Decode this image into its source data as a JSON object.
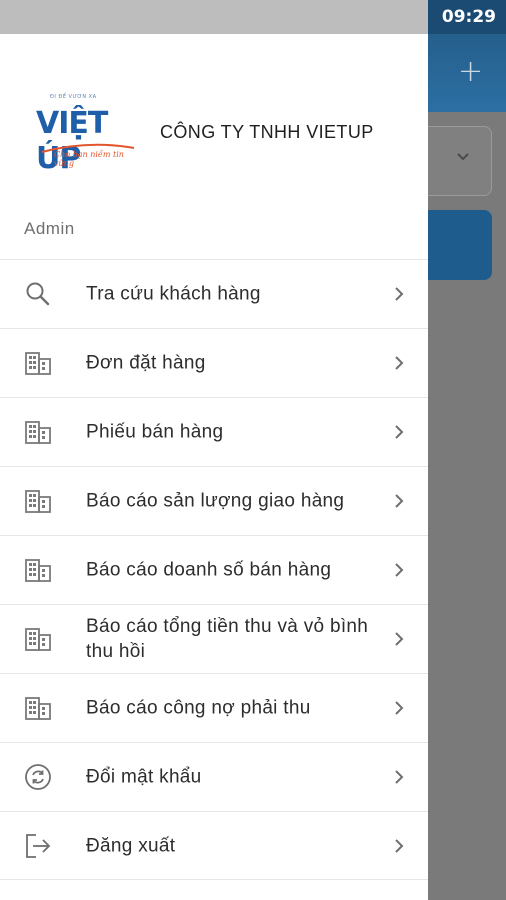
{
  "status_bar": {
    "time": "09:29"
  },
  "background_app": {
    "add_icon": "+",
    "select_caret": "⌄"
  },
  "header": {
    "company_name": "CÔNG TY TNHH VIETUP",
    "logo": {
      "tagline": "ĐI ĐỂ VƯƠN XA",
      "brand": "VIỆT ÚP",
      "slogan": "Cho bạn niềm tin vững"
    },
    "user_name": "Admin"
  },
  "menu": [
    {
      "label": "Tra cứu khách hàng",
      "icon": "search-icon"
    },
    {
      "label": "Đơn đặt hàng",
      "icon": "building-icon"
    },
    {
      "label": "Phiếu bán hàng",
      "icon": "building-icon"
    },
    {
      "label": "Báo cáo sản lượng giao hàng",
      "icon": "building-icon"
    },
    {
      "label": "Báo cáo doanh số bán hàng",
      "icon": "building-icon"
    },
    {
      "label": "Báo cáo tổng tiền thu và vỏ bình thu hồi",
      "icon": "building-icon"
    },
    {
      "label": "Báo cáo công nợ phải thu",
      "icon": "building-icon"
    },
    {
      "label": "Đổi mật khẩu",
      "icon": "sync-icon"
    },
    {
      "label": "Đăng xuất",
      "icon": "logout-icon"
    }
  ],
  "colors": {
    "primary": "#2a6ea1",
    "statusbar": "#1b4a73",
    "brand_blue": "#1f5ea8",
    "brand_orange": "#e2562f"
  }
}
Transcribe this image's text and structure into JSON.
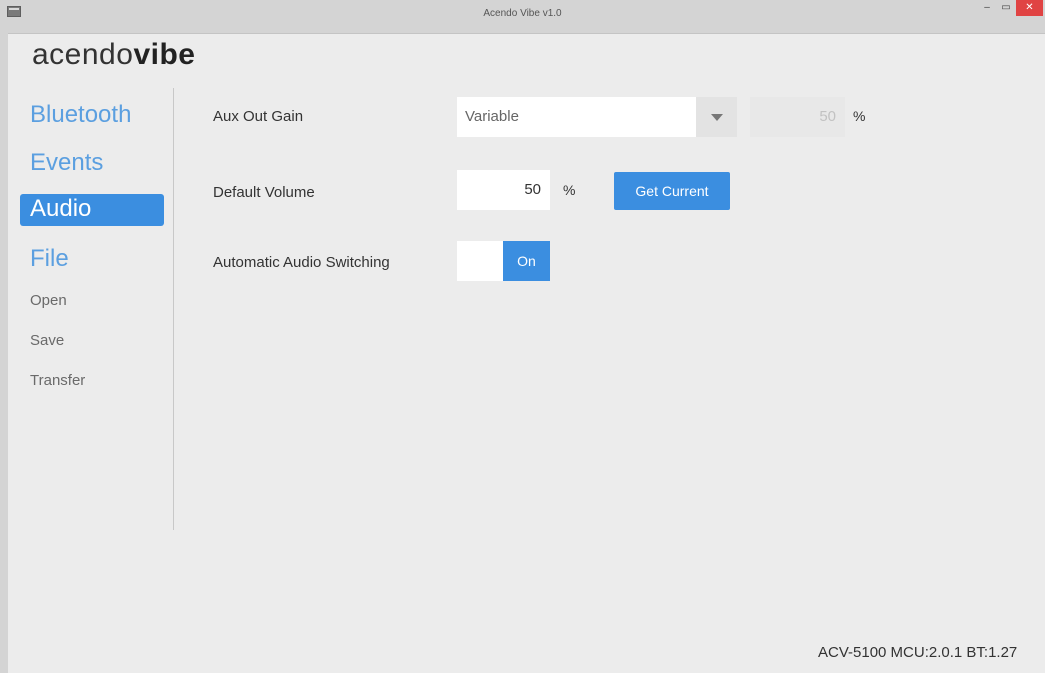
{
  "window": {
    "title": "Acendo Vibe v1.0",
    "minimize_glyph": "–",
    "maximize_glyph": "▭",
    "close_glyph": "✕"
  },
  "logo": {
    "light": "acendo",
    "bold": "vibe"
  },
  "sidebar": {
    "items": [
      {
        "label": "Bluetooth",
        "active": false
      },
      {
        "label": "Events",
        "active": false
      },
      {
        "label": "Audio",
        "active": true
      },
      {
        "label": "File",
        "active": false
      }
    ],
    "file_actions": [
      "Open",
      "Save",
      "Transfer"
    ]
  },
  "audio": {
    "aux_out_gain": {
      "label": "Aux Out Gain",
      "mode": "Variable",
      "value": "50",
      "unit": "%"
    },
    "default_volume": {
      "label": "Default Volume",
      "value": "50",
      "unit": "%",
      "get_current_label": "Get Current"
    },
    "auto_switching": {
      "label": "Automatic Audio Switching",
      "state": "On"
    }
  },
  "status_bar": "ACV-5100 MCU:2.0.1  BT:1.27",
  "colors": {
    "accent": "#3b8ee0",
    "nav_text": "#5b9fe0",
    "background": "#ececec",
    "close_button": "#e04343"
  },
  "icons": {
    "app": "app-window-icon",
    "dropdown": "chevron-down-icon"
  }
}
******************************
**Exercise brief:**
Reproduce the full listing faithfully, but do not carry over any pictures.

**Answer to this exercise:**
Decode this image into its source data as a JSON object.
{
  "status_bar": {
    "time": "09:29"
  },
  "background_app": {
    "add_icon": "+",
    "select_caret": "⌄"
  },
  "header": {
    "company_name": "CÔNG TY TNHH VIETUP",
    "logo": {
      "tagline": "ĐI ĐỂ VƯƠN XA",
      "brand": "VIỆT ÚP",
      "slogan": "Cho bạn niềm tin vững"
    },
    "user_name": "Admin"
  },
  "menu": [
    {
      "label": "Tra cứu khách hàng",
      "icon": "search-icon"
    },
    {
      "label": "Đơn đặt hàng",
      "icon": "building-icon"
    },
    {
      "label": "Phiếu bán hàng",
      "icon": "building-icon"
    },
    {
      "label": "Báo cáo sản lượng giao hàng",
      "icon": "building-icon"
    },
    {
      "label": "Báo cáo doanh số bán hàng",
      "icon": "building-icon"
    },
    {
      "label": "Báo cáo tổng tiền thu và vỏ bình thu hồi",
      "icon": "building-icon"
    },
    {
      "label": "Báo cáo công nợ phải thu",
      "icon": "building-icon"
    },
    {
      "label": "Đổi mật khẩu",
      "icon": "sync-icon"
    },
    {
      "label": "Đăng xuất",
      "icon": "logout-icon"
    }
  ],
  "colors": {
    "primary": "#2a6ea1",
    "statusbar": "#1b4a73",
    "brand_blue": "#1f5ea8",
    "brand_orange": "#e2562f"
  }
}
Transcribe this image's text and structure into JSON.
{
  "window": {
    "title": "Acendo Vibe v1.0",
    "minimize_glyph": "–",
    "maximize_glyph": "▭",
    "close_glyph": "✕"
  },
  "logo": {
    "light": "acendo",
    "bold": "vibe"
  },
  "sidebar": {
    "items": [
      {
        "label": "Bluetooth",
        "active": false
      },
      {
        "label": "Events",
        "active": false
      },
      {
        "label": "Audio",
        "active": true
      },
      {
        "label": "File",
        "active": false
      }
    ],
    "file_actions": [
      "Open",
      "Save",
      "Transfer"
    ]
  },
  "audio": {
    "aux_out_gain": {
      "label": "Aux Out Gain",
      "mode": "Variable",
      "value": "50",
      "unit": "%"
    },
    "default_volume": {
      "label": "Default Volume",
      "value": "50",
      "unit": "%",
      "get_current_label": "Get Current"
    },
    "auto_switching": {
      "label": "Automatic Audio Switching",
      "state": "On"
    }
  },
  "status_bar": "ACV-5100 MCU:2.0.1  BT:1.27",
  "colors": {
    "accent": "#3b8ee0",
    "nav_text": "#5b9fe0",
    "background": "#ececec",
    "close_button": "#e04343"
  },
  "icons": {
    "app": "app-window-icon",
    "dropdown": "chevron-down-icon"
  }
}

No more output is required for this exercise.